WHAT IS ASKED: Return each line of the listing that contains the string "بدهی".

SOURCE MATERIAL:
-- START --

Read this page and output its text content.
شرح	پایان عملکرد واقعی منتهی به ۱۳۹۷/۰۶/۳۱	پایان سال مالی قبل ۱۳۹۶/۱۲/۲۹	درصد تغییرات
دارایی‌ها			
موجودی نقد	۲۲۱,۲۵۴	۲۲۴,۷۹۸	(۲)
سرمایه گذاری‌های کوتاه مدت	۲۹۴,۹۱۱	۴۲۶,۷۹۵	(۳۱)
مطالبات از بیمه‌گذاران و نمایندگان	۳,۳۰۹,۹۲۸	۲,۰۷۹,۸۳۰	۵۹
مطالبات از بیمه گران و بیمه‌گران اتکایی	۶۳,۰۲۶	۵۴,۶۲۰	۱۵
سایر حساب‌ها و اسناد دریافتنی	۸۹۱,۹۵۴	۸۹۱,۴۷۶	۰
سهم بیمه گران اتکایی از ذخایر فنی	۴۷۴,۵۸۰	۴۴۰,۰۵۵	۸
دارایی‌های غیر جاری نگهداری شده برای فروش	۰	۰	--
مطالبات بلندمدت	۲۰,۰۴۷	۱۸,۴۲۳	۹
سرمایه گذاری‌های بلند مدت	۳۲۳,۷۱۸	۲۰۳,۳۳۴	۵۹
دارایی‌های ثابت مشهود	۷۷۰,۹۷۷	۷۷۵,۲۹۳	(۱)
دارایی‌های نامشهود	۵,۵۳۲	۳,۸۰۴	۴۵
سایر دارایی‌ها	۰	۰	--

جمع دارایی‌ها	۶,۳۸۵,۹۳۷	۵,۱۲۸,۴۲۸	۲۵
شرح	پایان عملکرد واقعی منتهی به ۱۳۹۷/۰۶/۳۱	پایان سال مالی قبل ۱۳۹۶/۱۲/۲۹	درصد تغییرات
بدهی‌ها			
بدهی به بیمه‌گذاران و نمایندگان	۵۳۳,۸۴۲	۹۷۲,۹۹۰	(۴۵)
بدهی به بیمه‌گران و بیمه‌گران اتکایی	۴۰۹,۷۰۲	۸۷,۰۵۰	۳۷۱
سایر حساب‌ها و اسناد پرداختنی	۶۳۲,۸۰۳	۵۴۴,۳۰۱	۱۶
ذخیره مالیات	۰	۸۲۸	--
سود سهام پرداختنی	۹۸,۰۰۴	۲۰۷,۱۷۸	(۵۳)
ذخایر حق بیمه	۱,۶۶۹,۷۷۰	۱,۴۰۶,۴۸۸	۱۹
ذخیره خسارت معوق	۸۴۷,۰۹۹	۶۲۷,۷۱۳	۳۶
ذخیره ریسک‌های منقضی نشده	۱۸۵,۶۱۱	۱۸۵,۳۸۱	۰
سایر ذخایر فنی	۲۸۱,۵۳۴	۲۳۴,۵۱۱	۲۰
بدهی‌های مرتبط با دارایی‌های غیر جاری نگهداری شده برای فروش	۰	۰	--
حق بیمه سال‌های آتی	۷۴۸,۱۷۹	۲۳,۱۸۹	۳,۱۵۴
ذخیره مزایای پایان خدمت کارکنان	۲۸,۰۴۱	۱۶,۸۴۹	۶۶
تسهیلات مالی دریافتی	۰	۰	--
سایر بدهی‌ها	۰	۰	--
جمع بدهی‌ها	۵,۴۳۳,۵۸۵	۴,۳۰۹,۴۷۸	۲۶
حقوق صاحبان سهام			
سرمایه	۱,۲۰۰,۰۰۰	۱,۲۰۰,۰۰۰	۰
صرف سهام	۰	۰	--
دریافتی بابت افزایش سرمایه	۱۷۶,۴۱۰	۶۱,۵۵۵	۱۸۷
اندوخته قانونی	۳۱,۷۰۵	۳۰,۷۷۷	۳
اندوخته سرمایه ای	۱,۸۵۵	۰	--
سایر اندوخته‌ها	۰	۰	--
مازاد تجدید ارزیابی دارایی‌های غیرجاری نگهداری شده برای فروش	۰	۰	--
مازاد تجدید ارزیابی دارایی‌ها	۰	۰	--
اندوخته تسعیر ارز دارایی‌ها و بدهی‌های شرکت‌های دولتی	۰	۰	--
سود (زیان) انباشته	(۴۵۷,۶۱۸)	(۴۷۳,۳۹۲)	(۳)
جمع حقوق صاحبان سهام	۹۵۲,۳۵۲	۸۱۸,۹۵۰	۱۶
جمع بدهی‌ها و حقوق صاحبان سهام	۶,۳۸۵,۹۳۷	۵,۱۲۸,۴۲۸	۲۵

-- END --

TASK OUTPUT:
بدهی‌ها			
بدهی به بیمه‌گذاران و نمایندگان	۵۳۳,۸۴۲	۹۷۲,۹۹۰	(۴۵)
بدهی به بیمه‌گران و بیمه‌گران اتکایی	۴۰۹,۷۰۲	۸۷,۰۵۰	۳۷۱
بدهی‌های مرتبط با دارایی‌های غیر جاری نگهداری شده برای فروش	۰	۰	--
سایر بدهی‌ها	۰	۰	--
جمع بدهی‌ها	۵,۴۳۳,۵۸۵	۴,۳۰۹,۴۷۸	۲۶
اندوخته تسعیر ارز دارایی‌ها و بدهی‌های شرکت‌های دولتی	۰	۰	--
جمع بدهی‌ها و حقوق صاحبان سهام	۶,۳۸۵,۹۳۷	۵,۱۲۸,۴۲۸	۲۵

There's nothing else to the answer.